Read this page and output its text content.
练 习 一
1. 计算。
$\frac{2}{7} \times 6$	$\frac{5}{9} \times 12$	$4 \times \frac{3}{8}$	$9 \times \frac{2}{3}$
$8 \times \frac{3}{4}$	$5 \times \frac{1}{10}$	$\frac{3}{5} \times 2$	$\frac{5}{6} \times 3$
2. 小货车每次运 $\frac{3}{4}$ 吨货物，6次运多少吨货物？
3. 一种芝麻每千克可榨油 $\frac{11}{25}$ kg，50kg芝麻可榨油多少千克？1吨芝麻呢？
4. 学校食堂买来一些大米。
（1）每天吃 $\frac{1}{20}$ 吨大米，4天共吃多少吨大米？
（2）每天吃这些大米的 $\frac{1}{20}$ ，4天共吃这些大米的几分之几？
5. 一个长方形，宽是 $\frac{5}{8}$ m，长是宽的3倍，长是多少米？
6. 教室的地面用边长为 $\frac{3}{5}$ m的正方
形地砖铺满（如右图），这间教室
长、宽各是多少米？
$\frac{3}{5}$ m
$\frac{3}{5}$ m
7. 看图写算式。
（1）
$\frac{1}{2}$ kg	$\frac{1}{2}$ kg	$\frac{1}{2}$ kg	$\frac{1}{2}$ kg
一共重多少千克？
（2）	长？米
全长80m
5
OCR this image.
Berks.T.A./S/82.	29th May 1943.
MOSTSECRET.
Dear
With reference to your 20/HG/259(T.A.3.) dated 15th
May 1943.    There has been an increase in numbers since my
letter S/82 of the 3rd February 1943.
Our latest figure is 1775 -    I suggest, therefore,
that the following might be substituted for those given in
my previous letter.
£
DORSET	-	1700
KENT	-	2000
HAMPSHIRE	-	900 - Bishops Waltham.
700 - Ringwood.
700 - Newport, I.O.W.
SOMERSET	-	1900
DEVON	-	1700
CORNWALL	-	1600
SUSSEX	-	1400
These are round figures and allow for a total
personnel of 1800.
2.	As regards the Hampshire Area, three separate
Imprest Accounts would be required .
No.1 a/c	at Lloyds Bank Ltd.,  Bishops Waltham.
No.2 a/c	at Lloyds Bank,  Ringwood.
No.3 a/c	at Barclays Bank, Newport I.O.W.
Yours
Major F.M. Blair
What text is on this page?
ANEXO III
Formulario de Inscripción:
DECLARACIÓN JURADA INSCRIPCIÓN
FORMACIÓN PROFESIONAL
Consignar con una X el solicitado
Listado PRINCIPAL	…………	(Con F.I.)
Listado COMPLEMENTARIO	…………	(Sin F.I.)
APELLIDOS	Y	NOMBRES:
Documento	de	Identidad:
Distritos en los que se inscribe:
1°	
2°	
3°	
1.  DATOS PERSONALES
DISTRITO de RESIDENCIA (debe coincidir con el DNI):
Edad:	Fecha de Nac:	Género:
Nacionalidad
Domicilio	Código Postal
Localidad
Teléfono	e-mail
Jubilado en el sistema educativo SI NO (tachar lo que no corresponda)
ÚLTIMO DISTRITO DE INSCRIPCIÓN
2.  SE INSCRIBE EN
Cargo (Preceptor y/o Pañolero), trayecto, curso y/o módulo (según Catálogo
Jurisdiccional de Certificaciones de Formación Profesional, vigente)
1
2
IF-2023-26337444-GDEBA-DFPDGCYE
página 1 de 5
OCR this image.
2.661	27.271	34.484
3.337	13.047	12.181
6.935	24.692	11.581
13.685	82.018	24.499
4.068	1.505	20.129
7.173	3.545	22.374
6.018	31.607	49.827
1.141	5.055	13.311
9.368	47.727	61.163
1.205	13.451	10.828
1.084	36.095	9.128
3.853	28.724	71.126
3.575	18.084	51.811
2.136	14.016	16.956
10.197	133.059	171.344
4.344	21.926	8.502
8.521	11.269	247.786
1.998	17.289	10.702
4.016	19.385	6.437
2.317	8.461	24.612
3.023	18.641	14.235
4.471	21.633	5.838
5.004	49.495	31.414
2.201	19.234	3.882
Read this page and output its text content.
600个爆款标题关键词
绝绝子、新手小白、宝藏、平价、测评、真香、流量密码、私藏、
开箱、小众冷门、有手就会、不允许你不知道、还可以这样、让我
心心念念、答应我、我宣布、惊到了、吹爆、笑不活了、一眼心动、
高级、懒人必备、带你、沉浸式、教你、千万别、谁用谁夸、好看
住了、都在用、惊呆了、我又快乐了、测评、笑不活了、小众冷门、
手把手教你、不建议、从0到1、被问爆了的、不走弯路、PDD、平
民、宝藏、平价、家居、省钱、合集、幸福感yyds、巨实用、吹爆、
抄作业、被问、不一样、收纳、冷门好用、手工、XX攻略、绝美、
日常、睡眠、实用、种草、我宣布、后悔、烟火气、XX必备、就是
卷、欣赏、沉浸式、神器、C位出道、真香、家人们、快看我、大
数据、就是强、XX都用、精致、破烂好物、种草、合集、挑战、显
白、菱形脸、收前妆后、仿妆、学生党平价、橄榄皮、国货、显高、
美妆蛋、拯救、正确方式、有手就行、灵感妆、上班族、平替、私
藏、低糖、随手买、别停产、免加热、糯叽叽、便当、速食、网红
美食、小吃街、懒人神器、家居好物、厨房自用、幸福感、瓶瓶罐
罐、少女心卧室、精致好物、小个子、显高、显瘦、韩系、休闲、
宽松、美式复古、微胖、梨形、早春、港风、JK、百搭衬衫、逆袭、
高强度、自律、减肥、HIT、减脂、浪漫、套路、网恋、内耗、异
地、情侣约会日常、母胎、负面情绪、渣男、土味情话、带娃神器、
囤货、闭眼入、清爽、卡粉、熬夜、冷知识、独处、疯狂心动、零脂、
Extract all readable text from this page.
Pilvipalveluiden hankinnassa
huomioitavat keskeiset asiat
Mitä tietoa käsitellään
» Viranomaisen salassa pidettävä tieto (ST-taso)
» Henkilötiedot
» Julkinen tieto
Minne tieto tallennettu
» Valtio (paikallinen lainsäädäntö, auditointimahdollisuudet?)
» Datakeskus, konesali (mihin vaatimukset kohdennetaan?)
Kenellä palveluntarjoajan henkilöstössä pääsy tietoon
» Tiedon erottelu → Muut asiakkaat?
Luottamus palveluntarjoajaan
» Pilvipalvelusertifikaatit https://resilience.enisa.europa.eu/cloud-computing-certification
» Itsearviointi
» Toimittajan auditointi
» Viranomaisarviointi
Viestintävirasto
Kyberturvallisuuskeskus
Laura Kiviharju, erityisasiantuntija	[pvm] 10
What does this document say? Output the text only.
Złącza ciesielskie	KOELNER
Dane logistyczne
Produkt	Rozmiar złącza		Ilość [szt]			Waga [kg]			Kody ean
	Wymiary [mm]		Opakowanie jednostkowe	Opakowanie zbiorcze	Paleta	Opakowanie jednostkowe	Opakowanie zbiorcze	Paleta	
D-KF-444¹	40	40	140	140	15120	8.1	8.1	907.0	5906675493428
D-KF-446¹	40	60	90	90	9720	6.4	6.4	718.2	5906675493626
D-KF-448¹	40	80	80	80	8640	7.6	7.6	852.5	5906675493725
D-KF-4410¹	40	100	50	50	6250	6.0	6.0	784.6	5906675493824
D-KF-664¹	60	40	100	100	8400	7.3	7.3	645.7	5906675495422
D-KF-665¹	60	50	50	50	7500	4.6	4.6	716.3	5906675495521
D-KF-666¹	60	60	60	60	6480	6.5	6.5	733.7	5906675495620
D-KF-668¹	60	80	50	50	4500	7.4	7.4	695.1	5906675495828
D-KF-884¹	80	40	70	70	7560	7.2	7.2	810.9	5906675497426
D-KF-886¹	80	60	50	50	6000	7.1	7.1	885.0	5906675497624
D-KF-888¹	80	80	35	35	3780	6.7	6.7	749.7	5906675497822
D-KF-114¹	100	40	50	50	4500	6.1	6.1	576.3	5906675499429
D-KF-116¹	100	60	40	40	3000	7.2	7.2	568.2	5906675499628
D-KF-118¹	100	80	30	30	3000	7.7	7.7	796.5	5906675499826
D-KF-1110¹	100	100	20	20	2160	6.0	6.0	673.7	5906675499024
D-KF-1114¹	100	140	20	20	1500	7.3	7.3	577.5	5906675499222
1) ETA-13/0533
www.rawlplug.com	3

________________________

• [Exercise objective]:
Identify how many lines in the entries above contain the word "What" and provide only that figure.

• [Problem solution]:
2